**Given exercise**
All the data should come back exactly as it was given.

**Data records**
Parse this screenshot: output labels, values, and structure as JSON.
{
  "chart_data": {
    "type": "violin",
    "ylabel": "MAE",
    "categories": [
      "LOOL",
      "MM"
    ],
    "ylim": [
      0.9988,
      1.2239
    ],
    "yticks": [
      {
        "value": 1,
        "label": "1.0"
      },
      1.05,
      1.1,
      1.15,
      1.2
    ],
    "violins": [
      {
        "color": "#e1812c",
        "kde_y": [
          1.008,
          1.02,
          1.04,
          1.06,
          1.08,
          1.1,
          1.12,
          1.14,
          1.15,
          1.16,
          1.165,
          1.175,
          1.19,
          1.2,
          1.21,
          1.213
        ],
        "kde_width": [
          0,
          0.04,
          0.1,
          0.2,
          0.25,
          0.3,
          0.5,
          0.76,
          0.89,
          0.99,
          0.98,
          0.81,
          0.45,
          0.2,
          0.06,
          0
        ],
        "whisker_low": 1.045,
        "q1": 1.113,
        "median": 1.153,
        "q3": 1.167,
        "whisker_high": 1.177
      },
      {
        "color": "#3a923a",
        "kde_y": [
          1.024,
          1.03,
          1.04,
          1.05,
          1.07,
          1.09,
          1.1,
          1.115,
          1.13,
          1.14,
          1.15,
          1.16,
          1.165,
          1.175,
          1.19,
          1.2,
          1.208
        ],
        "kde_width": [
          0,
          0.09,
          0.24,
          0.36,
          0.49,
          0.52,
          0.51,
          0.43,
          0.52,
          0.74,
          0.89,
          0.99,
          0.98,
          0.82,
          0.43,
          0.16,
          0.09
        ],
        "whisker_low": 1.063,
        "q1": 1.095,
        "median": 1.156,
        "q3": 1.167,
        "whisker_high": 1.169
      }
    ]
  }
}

**Final result**
Parse this screenshot: output labels, values, and structure as JSON.
{
  "chart_data": {
    "type": "violin",
    "ylabel": "MAE",
    "categories": [
      "LOOL",
      "MM"
    ],
    "ylim": [
      0.9988,
      1.2239
    ],
    "yticks": [
      {
        "value": 1,
        "label": "1.0"
      },
      1.05,
      1.1,
      1.15,
      1.2
    ],
    "violins": [
      {
        "color": "#e1812c",
        "kde_y": [
          1.008,
          1.02,
          1.04,
          1.06,
          1.08,
          1.1,
          1.12,
          1.14,
          1.15,
          1.16,
          1.165,
          1.175,
          1.19,
          1.2,
          1.21,
          1.213
        ],
        "kde_width": [
          0,
          0.04,
          0.1,
          0.2,
          0.25,
          0.3,
          0.5,
          0.76,
          0.89,
          0.99,
          0.98,
          0.81,
          0.45,
          0.2,
          0.06,
          0
        ],
        "whisker_low": 1.045,
        "q1": 1.113,
        "median": 1.153,
        "q3": 1.167,
        "whisker_high": 1.177
      },
      {
        "color": "#3a923a",
        "kde_y": [
          1.024,
          1.03,
          1.04,
          1.05,
          1.07,
          1.09,
          1.1,
          1.115,
          1.13,
          1.14,
          1.15,
          1.16,
          1.165,
          1.175,
          1.19,
          1.2,
          1.208
        ],
        "kde_width": [
          0,
          0.09,
          0.24,
          0.36,
          0.49,
          0.52,
          0.51,
          0.43,
          0.52,
          0.74,
          0.89,
          0.99,
          0.98,
          0.82,
          0.43,
          0.16,
          0.09
        ],
        "whisker_low": 1.063,
        "q1": 1.095,
        "median": 1.156,
        "q3": 1.167,
        "whisker_high": 1.169
      }
    ]
  }
}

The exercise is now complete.